> [OBJECTIVE]
Give the number of lines that contain the string "from", and nothing else.

++++++

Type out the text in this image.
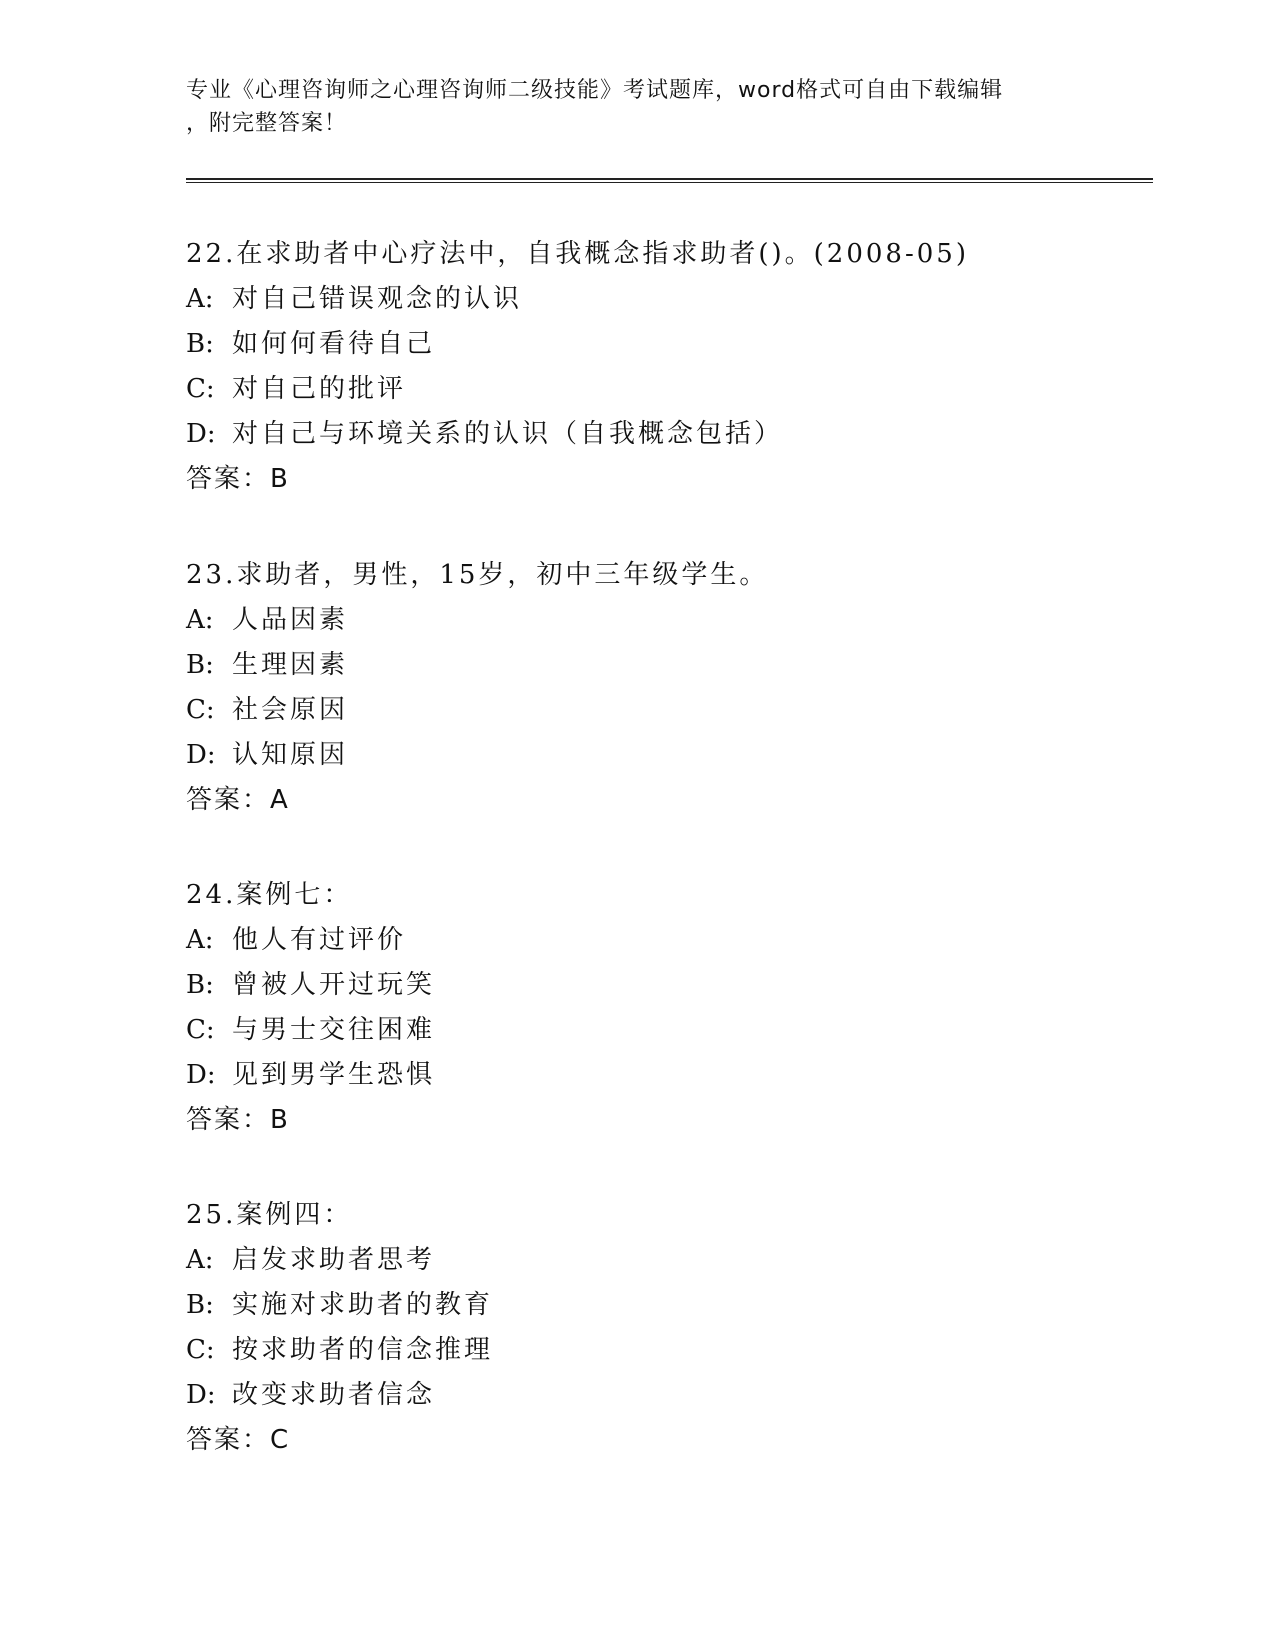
专业《心理咨询师之心理咨询师二级技能》考试题库，word格式可自由下载编辑
，附完整答案！
22.在求助者中心疗法中，自我概念指求助者()。(2008-05)
A: 对自己错误观念的认识
B: 如何何看待自己
C: 对自己的批评
D: 对自己与环境关系的认识（自我概念包括）
答案：B
23.求助者，男性，15岁，初中三年级学生。
A: 人品因素
B: 生理因素
C: 社会原因
D: 认知原因
答案：A
24.案例七：
A: 他人有过评价
B: 曾被人开过玩笑
C: 与男士交往困难
D: 见到男学生恐惧
答案：B
25.案例四：
A: 启发求助者思考
B: 实施对求助者的教育
C: 按求助者的信念推理
D: 改变求助者信念
答案：C
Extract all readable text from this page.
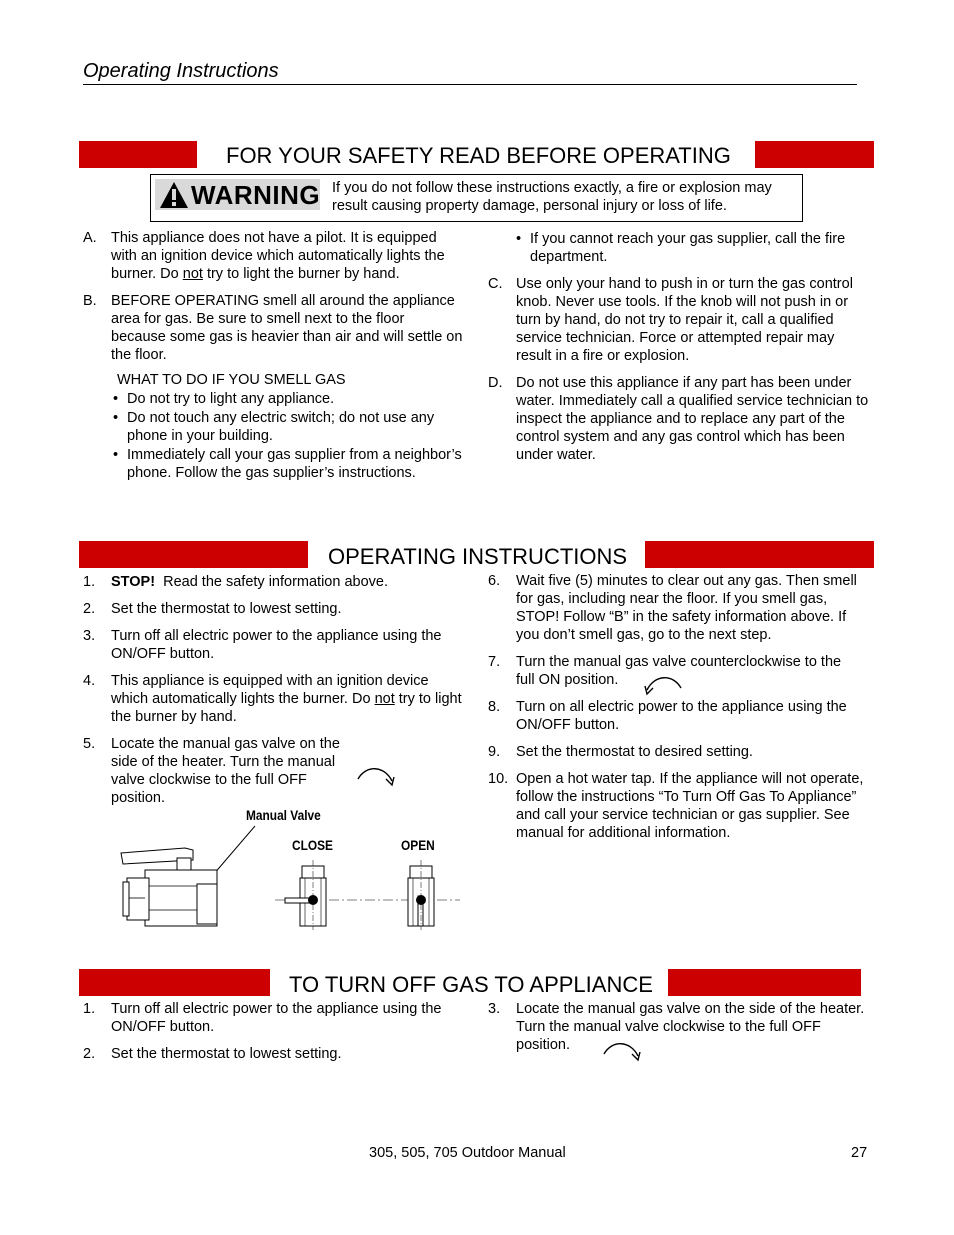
Operating Instructions
FOR YOUR SAFETY READ BEFORE OPERATING
WARNING If you do not follow these instructions exactly, a fire or explosion may result causing property damage, personal injury or loss of life.
A. This appliance does not have a pilot. It is equipped with an ignition device which automatically lights the burner. Do not try to light the burner by hand.
B. BEFORE OPERATING smell all around the appliance area for gas. Be sure to smell next to the floor because some gas is heavier than air and will settle on the floor.
WHAT TO DO IF YOU SMELL GAS
• Do not try to light any appliance.
• Do not touch any electric switch; do not use any phone in your building.
• Immediately call your gas supplier from a neighbor’s phone. Follow the gas supplier’s instructions.
• If you cannot reach your gas supplier, call the fire department.
C. Use only your hand to push in or turn the gas control knob. Never use tools. If the knob will not push in or turn by hand, do not try to repair it, call a qualified service technician. Force or attempted repair may result in a fire or explosion.
D. Do not use this appliance if any part has been under water. Immediately call a qualified service technician to inspect the appliance and to replace any part of the control system and any gas control which has been under water.
OPERATING INSTRUCTIONS
1. STOP!  Read the safety information above.
2. Set the thermostat to lowest setting.
3. Turn off all electric power to the appliance using the ON/OFF button.
4. This appliance is equipped with an ignition device which automatically lights the burner. Do not try to light the burner by hand.
5. Locate the manual gas valve on the side of the heater. Turn the manual valve clockwise to the full OFF position.
6. Wait five (5) minutes to clear out any gas. Then smell for gas, including near the floor. If you smell gas, STOP! Follow “B” in the safety information above. If you don’t smell gas, go to the next step.
7. Turn the manual gas valve counterclockwise to the full ON position.
8. Turn on all electric power to the appliance using the ON/OFF button.
9. Set the thermostat to desired setting.
10. Open a hot water tap. If the appliance will not operate, follow the instructions “To Turn Off Gas To Appliance” and call your service technician or gas supplier. See manual for additional information.
Manual Valve
CLOSE	OPEN
TO TURN OFF GAS TO APPLIANCE
1. Turn off all electric power to the appliance using the ON/OFF button.
2. Set the thermostat to lowest setting.
3. Locate the manual gas valve on the side of the heater. Turn the manual valve clockwise to the full OFF position.
305, 505, 705 Outdoor Manual	27
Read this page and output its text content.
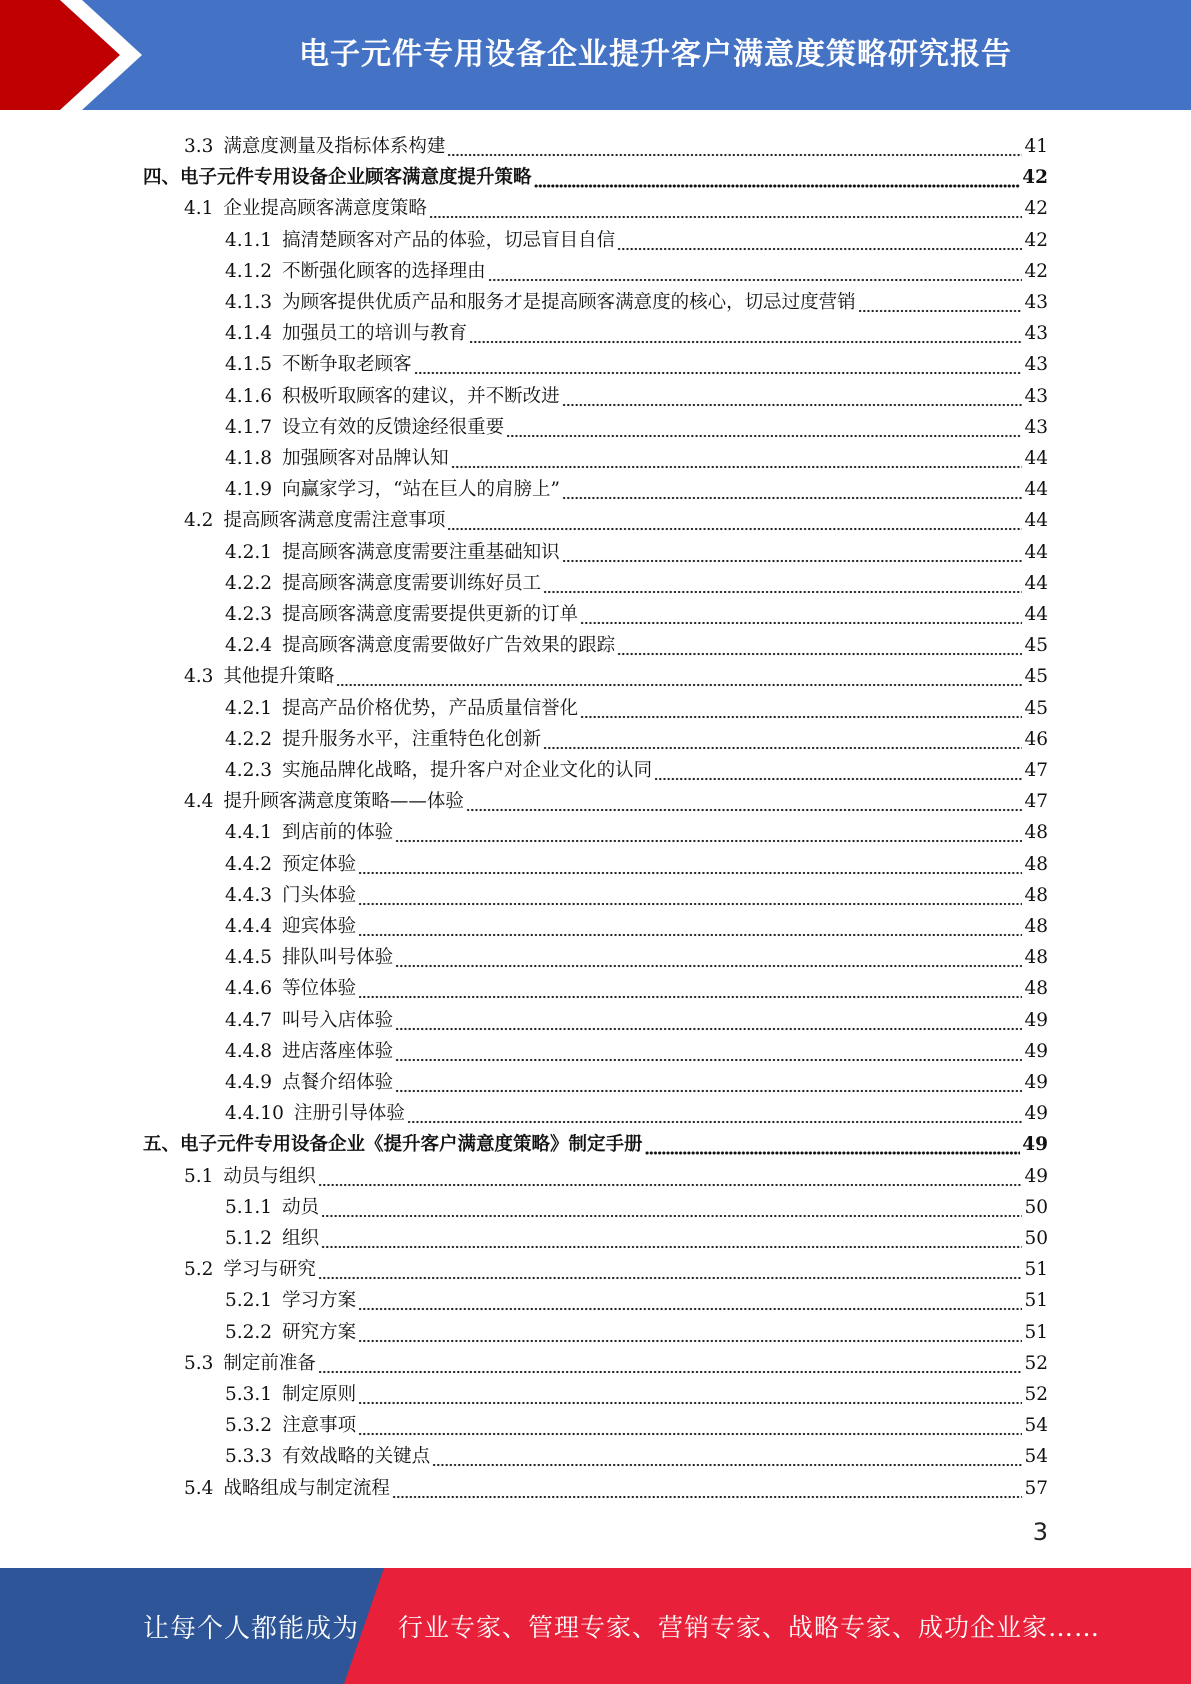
电子元件专用设备企业提升客户满意度策略研究报告
3.3 满意度测量及指标体系构建	41
四、电子元件专用设备企业顾客满意度提升策略	42
4.1 企业提高顾客满意度策略	42
4.1.1 搞清楚顾客对产品的体验，切忌盲目自信	42
4.1.2 不断强化顾客的选择理由	42
4.1.3 为顾客提供优质产品和服务才是提高顾客满意度的核心，切忌过度营销	43
4.1.4 加强员工的培训与教育	43
4.1.5 不断争取老顾客	43
4.1.6 积极听取顾客的建议，并不断改进	43
4.1.7 设立有效的反馈途经很重要	43
4.1.8 加强顾客对品牌认知	44
4.1.9 向赢家学习，“站在巨人的肩膀上”	44
4.2 提高顾客满意度需注意事项	44
4.2.1 提高顾客满意度需要注重基础知识	44
4.2.2 提高顾客满意度需要训练好员工	44
4.2.3 提高顾客满意度需要提供更新的订单	44
4.2.4 提高顾客满意度需要做好广告效果的跟踪	45
4.3 其他提升策略	45
4.2.1 提高产品价格优势，产品质量信誉化	45
4.2.2 提升服务水平，注重特色化创新	46
4.2.3 实施品牌化战略，提升客户对企业文化的认同	47
4.4 提升顾客满意度策略——体验	47
4.4.1 到店前的体验	48
4.4.2 预定体验	48
4.4.3 门头体验	48
4.4.4 迎宾体验	48
4.4.5 排队叫号体验	48
4.4.6 等位体验	48
4.4.7 叫号入店体验	49
4.4.8 进店落座体验	49
4.4.9 点餐介绍体验	49
4.4.10 注册引导体验	49
五、电子元件专用设备企业《提升客户满意度策略》制定手册	49
5.1 动员与组织	49
5.1.1 动员	50
5.1.2 组织	50
5.2 学习与研究	51
5.2.1 学习方案	51
5.2.2 研究方案	51
5.3 制定前准备	52
5.3.1 制定原则	52
5.3.2 注意事项	54
5.3.3 有效战略的关键点	54
5.4 战略组成与制定流程	57
3
让每个人都能成为 行业专家、管理专家、营销专家、战略专家、成功企业家……
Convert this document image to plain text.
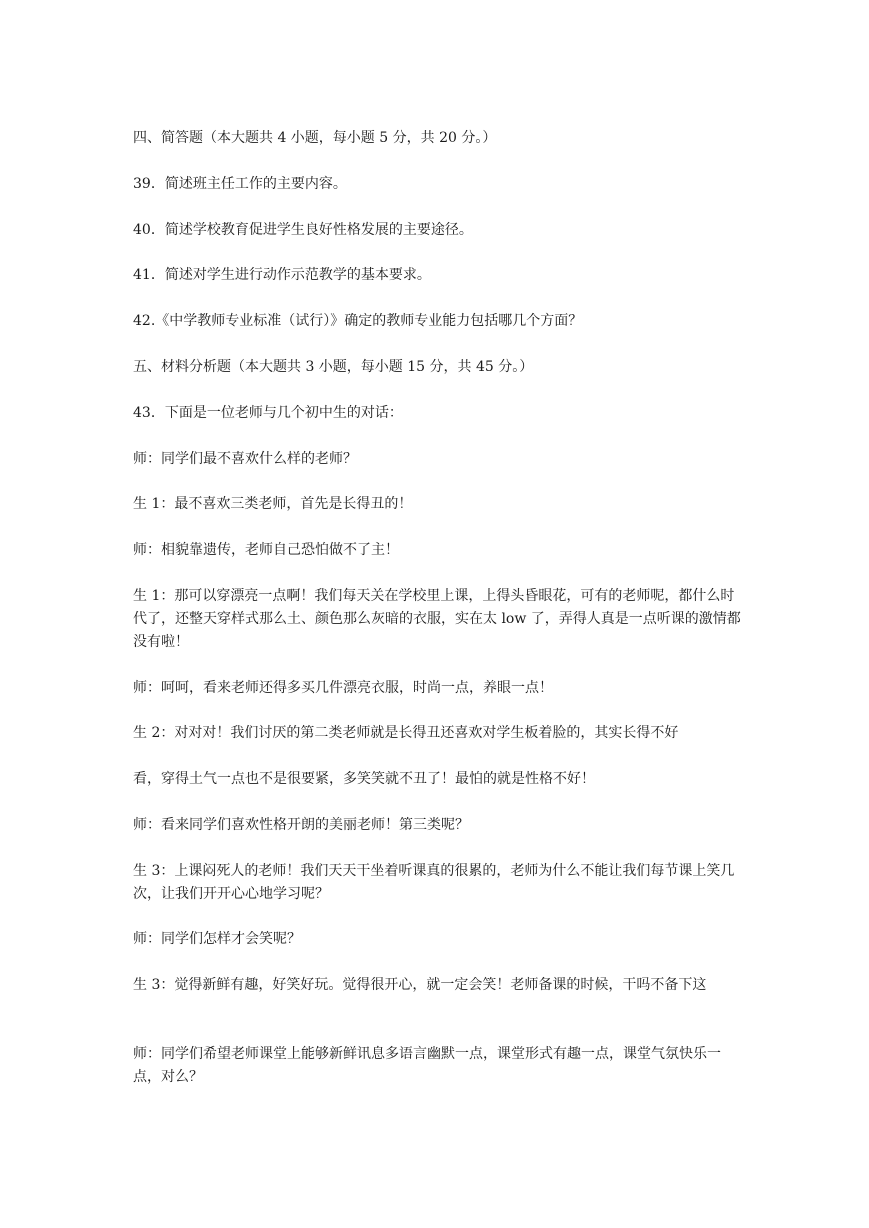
四、简答题（本大题共 4 小题，每小题 5 分，共 20 分。）

39．简述班主任工作的主要内容。

40．简述学校教育促进学生良好性格发展的主要途径。

41．简述对学生进行动作示范教学的基本要求。

42.《中学教师专业标准（试行）》确定的教师专业能力包括哪几个方面？

五、材料分析题（本大题共 3 小题，每小题 15 分，共 45 分。）

43．下面是一位老师与几个初中生的对话：

师：同学们最不喜欢什么样的老师？

生 1：最不喜欢三类老师，首先是长得丑的！

师：相貌靠遗传，老师自己恐怕做不了主！

生 1：那可以穿漂亮一点啊！我们每天关在学校里上课，上得头昏眼花，可有的老师呢，都什么时代了，还整天穿样式那么土、颜色那么灰暗的衣服，实在太 low 了，弄得人真是一点听课的激情都没有啦！

师：呵呵，看来老师还得多买几件漂亮衣服，时尚一点，养眼一点！

生 2：对对对！我们讨厌的第二类老师就是长得丑还喜欢对学生板着脸的，其实长得不好

看，穿得土气一点也不是很要紧，多笑笑就不丑了！最怕的就是性格不好！

师：看来同学们喜欢性格开朗的美丽老师！第三类呢？

生 3：上课闷死人的老师！我们天天干坐着听课真的很累的，老师为什么不能让我们每节课上笑几次，让我们开开心心地学习呢？

师：同学们怎样才会笑呢？

生 3：觉得新鲜有趣，好笑好玩。觉得很开心，就一定会笑！老师备课的时候，干吗不备下这

师：同学们希望老师课堂上能够新鲜讯息多语言幽默一点，课堂形式有趣一点，课堂气氛快乐一点，对么？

++++++

> [TASK RESPONSE]
2